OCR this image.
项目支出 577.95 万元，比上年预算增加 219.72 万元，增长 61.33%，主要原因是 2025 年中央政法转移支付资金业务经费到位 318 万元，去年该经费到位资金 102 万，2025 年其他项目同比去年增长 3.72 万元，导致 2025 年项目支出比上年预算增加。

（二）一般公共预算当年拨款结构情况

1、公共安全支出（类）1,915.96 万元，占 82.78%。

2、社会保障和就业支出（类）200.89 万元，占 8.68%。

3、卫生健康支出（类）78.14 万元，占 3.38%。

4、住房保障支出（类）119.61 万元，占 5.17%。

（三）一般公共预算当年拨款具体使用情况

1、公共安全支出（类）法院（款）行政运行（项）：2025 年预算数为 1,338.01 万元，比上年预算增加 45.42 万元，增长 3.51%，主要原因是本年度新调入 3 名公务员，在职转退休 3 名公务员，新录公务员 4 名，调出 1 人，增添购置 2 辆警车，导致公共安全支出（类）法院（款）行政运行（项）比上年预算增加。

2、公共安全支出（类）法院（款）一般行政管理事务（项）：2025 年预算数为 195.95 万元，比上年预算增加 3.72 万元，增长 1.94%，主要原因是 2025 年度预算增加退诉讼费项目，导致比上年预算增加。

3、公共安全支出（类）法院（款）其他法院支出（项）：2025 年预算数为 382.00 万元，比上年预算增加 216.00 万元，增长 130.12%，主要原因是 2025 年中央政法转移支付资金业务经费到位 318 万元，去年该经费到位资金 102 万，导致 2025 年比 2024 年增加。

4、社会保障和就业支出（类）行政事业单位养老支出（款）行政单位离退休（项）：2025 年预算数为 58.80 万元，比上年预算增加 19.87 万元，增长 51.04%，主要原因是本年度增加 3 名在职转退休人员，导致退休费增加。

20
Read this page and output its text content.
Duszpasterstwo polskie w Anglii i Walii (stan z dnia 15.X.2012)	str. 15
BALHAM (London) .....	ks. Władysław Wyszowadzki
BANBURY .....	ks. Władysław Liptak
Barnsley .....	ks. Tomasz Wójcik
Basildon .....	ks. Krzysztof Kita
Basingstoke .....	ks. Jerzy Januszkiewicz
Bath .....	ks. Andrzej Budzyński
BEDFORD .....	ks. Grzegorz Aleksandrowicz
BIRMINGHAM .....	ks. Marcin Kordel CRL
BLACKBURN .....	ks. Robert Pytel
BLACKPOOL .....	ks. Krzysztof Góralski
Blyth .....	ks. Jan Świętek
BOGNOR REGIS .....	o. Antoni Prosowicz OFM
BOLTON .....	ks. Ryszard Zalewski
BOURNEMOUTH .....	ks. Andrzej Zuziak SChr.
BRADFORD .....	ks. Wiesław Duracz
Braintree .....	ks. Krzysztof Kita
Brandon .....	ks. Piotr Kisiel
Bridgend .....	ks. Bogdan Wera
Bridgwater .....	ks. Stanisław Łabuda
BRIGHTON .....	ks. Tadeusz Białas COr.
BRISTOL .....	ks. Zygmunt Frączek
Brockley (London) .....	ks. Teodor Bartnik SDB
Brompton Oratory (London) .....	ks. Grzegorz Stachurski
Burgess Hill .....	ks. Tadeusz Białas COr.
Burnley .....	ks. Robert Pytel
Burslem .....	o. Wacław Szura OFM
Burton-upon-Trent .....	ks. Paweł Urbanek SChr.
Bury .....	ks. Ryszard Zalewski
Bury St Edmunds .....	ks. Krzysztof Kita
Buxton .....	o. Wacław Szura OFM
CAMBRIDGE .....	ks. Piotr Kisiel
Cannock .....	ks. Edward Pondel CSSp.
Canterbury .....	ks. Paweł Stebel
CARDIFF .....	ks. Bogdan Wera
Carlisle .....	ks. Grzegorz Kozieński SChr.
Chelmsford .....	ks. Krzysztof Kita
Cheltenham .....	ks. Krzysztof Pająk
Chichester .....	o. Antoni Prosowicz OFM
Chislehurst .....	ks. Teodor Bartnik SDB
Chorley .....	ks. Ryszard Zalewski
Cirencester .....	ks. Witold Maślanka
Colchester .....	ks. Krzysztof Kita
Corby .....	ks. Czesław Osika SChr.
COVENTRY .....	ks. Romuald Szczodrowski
——————————
GIVEN EXERCISE => Write all of the records out again exactly.

SOLUTION FOR THIS EXERCISE =>
OCR this image.
项目支出 577.95 万元，比上年预算增加 219.72 万元，增长 61.33%，主要原因是 2025 年中央政法转移支付资金业务经费到位 318 万元，去年该经费到位资金 102 万，2025 年其他项目同比去年增长 3.72 万元，导致 2025 年项目支出比上年预算增加。

（二）一般公共预算当年拨款结构情况

1、公共安全支出（类）1,915.96 万元，占 82.78%。

2、社会保障和就业支出（类）200.89 万元，占 8.68%。

3、卫生健康支出（类）78.14 万元，占 3.38%。

4、住房保障支出（类）119.61 万元，占 5.17%。

（三）一般公共预算当年拨款具体使用情况

1、公共安全支出（类）法院（款）行政运行（项）：2025 年预算数为 1,338.01 万元，比上年预算增加 45.42 万元，增长 3.51%，主要原因是本年度新调入 3 名公务员，在职转退休 3 名公务员，新录公务员 4 名，调出 1 人，增添购置 2 辆警车，导致公共安全支出（类）法院（款）行政运行（项）比上年预算增加。

2、公共安全支出（类）法院（款）一般行政管理事务（项）：2025 年预算数为 195.95 万元，比上年预算增加 3.72 万元，增长 1.94%，主要原因是 2025 年度预算增加退诉讼费项目，导致比上年预算增加。

3、公共安全支出（类）法院（款）其他法院支出（项）：2025 年预算数为 382.00 万元，比上年预算增加 216.00 万元，增长 130.12%，主要原因是 2025 年中央政法转移支付资金业务经费到位 318 万元，去年该经费到位资金 102 万，导致 2025 年比 2024 年增加。

4、社会保障和就业支出（类）行政事业单位养老支出（款）行政单位离退休（项）：2025 年预算数为 58.80 万元，比上年预算增加 19.87 万元，增长 51.04%，主要原因是本年度增加 3 名在职转退休人员，导致退休费增加。

20
Read this page and output its text content.
Duszpasterstwo polskie w Anglii i Walii (stan z dnia 15.X.2012)	str. 15
BALHAM (London) .....	ks. Władysław Wyszowadzki
BANBURY .....	ks. Władysław Liptak
Barnsley .....	ks. Tomasz Wójcik
Basildon .....	ks. Krzysztof Kita
Basingstoke .....	ks. Jerzy Januszkiewicz
Bath .....	ks. Andrzej Budzyński
BEDFORD .....	ks. Grzegorz Aleksandrowicz
BIRMINGHAM .....	ks. Marcin Kordel CRL
BLACKBURN .....	ks. Robert Pytel
BLACKPOOL .....	ks. Krzysztof Góralski
Blyth .....	ks. Jan Świętek
BOGNOR REGIS .....	o. Antoni Prosowicz OFM
BOLTON .....	ks. Ryszard Zalewski
BOURNEMOUTH .....	ks. Andrzej Zuziak SChr.
BRADFORD .....	ks. Wiesław Duracz
Braintree .....	ks. Krzysztof Kita
Brandon .....	ks. Piotr Kisiel
Bridgend .....	ks. Bogdan Wera
Bridgwater .....	ks. Stanisław Łabuda
BRIGHTON .....	ks. Tadeusz Białas COr.
BRISTOL .....	ks. Zygmunt Frączek
Brockley (London) .....	ks. Teodor Bartnik SDB
Brompton Oratory (London) .....	ks. Grzegorz Stachurski
Burgess Hill .....	ks. Tadeusz Białas COr.
Burnley .....	ks. Robert Pytel
Burslem .....	o. Wacław Szura OFM
Burton-upon-Trent .....	ks. Paweł Urbanek SChr.
Bury .....	ks. Ryszard Zalewski
Bury St Edmunds .....	ks. Krzysztof Kita
Buxton .....	o. Wacław Szura OFM
CAMBRIDGE .....	ks. Piotr Kisiel
Cannock .....	ks. Edward Pondel CSSp.
Canterbury .....	ks. Paweł Stebel
CARDIFF .....	ks. Bogdan Wera
Carlisle .....	ks. Grzegorz Kozieński SChr.
Chelmsford .....	ks. Krzysztof Kita
Cheltenham .....	ks. Krzysztof Pająk
Chichester .....	o. Antoni Prosowicz OFM
Chislehurst .....	ks. Teodor Bartnik SDB
Chorley .....	ks. Ryszard Zalewski
Cirencester .....	ks. Witold Maślanka
Colchester .....	ks. Krzysztof Kita
Corby .....	ks. Czesław Osika SChr.
COVENTRY .....	ks. Romuald Szczodrowski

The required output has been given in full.